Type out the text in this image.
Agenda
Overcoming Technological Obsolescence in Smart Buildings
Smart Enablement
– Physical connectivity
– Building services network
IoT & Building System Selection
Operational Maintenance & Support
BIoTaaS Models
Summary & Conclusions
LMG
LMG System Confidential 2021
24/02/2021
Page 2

▸ **WORK TO BE COMPLETED**
Copy out the whole listing exactly; please set it all down.

▸ **WRITTEN ANSWER**
Type out the text in this image.
Agenda
Overcoming Technological Obsolescence in Smart Buildings
Smart Enablement
– Physical connectivity
– Building services network
IoT & Building System Selection
Operational Maintenance & Support
BIoTaaS Models
Summary & Conclusions
LMG
LMG System Confidential 2021
24/02/2021
Page 2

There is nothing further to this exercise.